======== 可用列表 ========
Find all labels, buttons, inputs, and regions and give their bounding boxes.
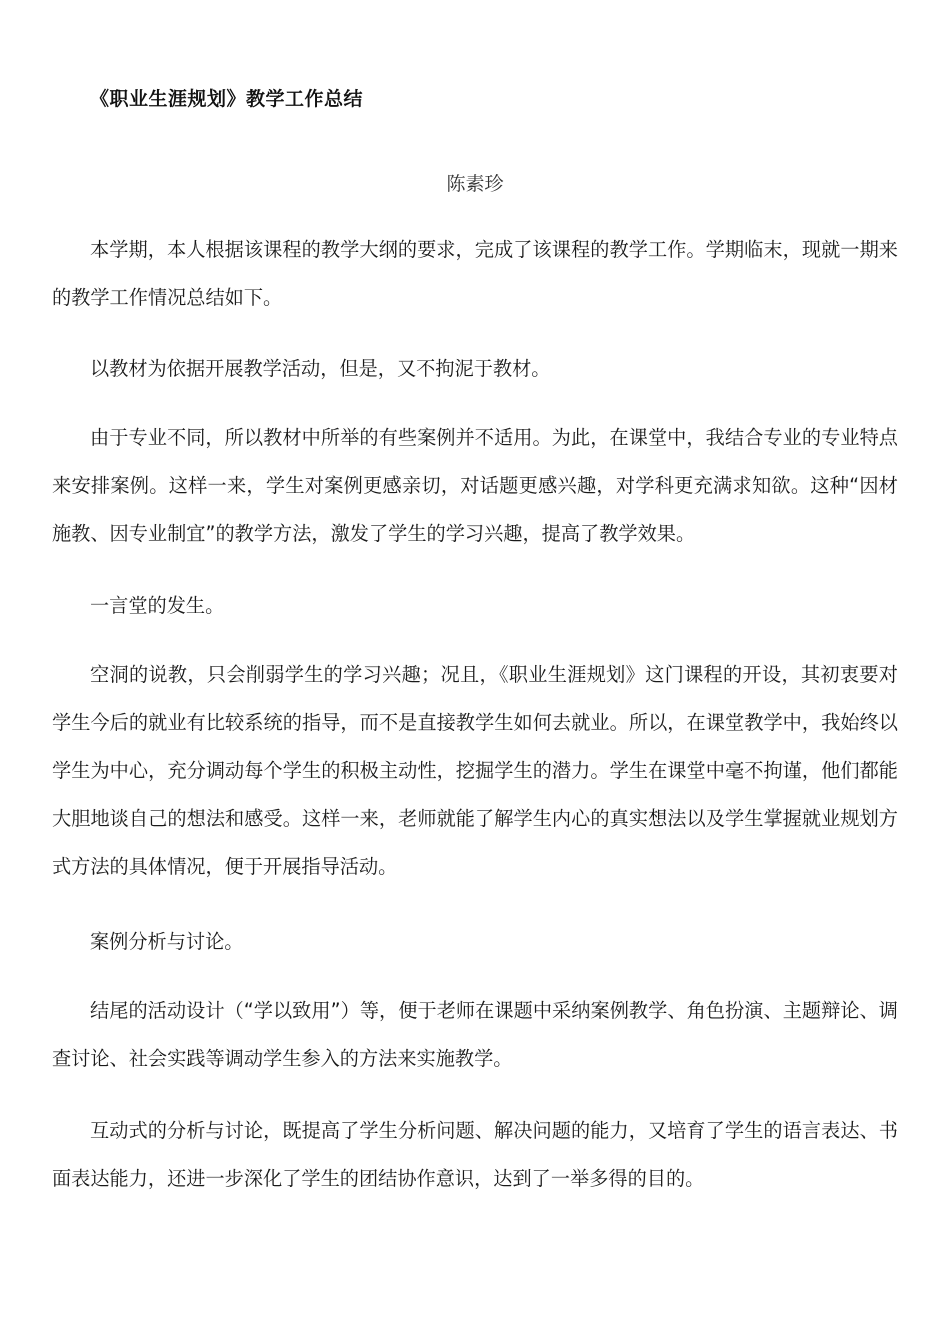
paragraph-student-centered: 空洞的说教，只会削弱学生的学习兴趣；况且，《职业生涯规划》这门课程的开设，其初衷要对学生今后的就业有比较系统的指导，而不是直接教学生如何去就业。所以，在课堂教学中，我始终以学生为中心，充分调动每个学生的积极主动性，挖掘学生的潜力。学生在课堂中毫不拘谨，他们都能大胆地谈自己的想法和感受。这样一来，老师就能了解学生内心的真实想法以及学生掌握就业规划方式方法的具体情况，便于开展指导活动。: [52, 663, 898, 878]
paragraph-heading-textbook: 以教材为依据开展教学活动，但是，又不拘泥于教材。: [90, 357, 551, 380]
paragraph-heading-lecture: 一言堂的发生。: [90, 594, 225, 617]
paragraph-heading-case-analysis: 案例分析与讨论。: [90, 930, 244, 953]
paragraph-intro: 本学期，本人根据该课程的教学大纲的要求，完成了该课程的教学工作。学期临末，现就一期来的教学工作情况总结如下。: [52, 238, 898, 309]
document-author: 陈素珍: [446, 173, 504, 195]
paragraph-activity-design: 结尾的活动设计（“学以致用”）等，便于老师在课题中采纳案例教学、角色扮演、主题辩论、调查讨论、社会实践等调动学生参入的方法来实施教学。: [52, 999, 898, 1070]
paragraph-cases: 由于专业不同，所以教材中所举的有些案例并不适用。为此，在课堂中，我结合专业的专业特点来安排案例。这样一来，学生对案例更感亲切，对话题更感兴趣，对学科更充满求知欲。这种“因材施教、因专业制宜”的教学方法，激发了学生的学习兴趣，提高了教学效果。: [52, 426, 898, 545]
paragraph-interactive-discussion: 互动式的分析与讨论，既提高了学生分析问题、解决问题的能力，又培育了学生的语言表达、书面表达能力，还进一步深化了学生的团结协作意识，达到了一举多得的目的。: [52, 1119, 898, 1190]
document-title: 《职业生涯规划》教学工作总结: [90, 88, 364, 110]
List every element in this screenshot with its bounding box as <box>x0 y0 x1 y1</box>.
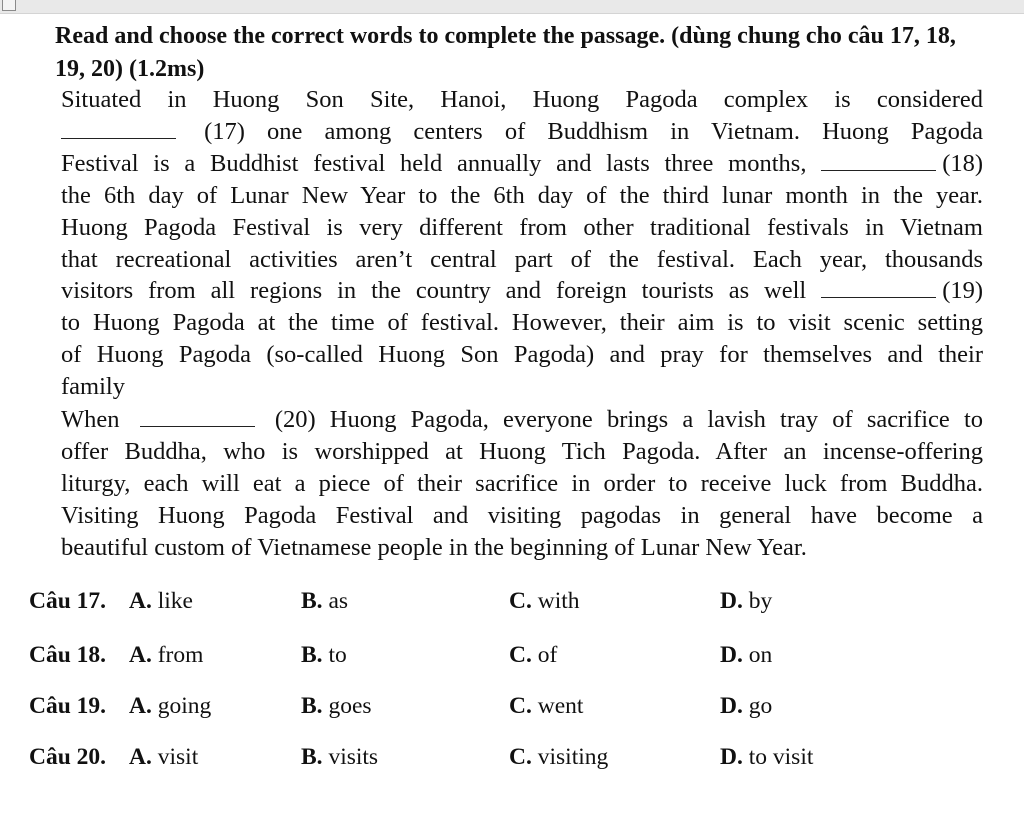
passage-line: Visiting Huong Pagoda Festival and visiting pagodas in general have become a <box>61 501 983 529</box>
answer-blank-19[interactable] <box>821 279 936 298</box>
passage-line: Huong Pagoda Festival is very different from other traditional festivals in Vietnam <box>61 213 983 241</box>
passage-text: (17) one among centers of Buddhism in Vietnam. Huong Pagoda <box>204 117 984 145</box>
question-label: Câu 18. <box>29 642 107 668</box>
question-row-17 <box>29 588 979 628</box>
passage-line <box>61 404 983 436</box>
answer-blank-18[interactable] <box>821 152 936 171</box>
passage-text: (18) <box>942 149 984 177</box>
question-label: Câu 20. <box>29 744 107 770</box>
========
任务要求: 请仅重新给出列表中自包含“passage-line: Visiting Huong”的那一行起至列表末尾的各行（首尾两行均包括在内），将其中的“question-label”替换为“item-label”，其余内容保持不变。

完整回答:
passage-line: Visiting Huong Pagoda Festival and visiting pagodas in general have become a <box>61 501 983 529</box>
answer-blank-19[interactable] <box>821 279 936 298</box>
passage-line: Huong Pagoda Festival is very different from other traditional festivals in Vietnam <box>61 213 983 241</box>
passage-text: (17) one among centers of Buddhism in Vietnam. Huong Pagoda <box>204 117 984 145</box>
item-label: Câu 18. <box>29 642 107 668</box>
question-row-17 <box>29 588 979 628</box>
passage-line <box>61 404 983 436</box>
answer-blank-18[interactable] <box>821 152 936 171</box>
passage-text: (18) <box>942 149 984 177</box>
item-label: Câu 20. <box>29 744 107 770</box>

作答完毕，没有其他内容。